══ Entries

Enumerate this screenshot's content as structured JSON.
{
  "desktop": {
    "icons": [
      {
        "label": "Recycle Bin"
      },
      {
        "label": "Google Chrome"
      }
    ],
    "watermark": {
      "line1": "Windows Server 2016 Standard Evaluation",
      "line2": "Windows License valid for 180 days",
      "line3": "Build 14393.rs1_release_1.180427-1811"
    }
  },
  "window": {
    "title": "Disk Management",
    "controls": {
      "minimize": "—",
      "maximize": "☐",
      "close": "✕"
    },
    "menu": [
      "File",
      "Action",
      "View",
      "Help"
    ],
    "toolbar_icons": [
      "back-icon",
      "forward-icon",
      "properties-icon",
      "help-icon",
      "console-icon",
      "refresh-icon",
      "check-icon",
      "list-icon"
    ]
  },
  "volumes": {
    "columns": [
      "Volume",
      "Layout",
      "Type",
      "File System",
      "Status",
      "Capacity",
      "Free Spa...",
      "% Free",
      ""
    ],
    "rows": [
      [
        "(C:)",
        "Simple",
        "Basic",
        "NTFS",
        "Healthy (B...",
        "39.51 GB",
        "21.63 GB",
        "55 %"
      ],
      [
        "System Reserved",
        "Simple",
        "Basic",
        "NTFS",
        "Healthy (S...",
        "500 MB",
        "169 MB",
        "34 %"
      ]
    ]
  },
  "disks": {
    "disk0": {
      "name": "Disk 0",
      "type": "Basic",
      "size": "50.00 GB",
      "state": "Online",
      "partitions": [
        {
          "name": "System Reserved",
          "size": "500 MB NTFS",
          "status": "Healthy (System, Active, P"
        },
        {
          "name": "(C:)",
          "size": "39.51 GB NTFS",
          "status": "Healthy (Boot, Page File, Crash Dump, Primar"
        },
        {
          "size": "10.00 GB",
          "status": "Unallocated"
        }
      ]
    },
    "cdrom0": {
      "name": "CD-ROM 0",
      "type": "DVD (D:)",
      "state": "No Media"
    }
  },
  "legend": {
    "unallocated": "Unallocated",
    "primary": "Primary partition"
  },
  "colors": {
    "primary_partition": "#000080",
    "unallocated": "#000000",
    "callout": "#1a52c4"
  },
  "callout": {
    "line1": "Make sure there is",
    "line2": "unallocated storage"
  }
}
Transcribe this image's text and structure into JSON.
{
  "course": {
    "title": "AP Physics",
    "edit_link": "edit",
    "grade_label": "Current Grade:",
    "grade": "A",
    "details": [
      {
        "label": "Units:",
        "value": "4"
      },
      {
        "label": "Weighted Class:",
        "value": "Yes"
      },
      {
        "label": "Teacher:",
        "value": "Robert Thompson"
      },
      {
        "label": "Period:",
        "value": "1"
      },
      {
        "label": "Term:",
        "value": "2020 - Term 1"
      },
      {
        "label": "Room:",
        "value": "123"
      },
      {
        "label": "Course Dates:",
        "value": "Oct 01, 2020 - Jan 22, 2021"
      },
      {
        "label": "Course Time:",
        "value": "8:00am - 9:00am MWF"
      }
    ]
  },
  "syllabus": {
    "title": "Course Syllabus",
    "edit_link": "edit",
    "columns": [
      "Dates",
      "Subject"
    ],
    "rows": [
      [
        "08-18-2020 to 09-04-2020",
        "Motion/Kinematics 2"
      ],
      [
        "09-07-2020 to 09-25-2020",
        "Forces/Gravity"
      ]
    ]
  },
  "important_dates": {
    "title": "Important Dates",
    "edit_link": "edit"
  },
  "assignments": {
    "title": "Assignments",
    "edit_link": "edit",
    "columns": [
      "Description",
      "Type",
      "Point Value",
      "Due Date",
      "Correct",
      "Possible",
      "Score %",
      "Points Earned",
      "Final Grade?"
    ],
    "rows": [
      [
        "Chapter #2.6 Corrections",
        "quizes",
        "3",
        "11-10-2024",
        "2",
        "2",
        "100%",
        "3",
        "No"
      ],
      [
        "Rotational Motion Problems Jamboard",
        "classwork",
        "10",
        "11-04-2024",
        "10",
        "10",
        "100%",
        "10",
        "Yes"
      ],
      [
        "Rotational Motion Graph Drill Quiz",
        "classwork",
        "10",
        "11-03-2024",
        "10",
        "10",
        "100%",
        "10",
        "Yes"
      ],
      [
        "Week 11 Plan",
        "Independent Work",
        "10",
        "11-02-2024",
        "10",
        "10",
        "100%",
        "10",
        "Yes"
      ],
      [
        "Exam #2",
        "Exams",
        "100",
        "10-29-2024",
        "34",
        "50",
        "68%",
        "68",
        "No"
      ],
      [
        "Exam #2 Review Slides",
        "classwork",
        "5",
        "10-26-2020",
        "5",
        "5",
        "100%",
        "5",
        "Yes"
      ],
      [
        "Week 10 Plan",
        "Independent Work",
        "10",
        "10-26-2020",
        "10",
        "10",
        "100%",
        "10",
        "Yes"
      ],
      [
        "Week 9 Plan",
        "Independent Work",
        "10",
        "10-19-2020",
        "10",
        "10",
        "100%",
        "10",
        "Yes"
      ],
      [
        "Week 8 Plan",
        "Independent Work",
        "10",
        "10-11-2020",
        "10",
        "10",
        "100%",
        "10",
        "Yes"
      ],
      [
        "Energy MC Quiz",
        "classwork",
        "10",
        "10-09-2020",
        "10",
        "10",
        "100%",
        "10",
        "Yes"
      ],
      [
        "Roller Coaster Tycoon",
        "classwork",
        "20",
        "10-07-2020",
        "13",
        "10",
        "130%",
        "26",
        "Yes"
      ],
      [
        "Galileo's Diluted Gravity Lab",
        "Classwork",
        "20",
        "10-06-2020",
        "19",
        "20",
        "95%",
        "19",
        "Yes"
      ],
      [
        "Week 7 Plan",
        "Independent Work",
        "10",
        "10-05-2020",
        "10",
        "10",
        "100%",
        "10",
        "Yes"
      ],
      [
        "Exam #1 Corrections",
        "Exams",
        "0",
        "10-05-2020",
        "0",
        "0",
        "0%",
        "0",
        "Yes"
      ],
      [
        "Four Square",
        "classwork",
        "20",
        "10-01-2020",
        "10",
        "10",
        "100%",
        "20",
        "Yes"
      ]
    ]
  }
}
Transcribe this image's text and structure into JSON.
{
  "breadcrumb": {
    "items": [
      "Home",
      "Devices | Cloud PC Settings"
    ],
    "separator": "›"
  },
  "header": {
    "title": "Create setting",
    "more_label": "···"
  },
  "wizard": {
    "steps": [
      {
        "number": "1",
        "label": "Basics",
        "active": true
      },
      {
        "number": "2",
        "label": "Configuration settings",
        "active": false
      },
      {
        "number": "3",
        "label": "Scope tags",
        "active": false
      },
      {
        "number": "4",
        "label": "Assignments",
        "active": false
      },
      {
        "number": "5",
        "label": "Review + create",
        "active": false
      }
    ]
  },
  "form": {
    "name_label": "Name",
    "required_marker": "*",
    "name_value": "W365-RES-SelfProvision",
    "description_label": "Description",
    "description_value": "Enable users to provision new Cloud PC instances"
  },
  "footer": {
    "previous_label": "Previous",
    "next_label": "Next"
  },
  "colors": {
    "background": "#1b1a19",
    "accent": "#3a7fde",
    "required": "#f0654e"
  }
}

════

Given problem: For the listing above, give the number of lines in which the string "Motion" occurs, and nothing else.

Exercise output: 3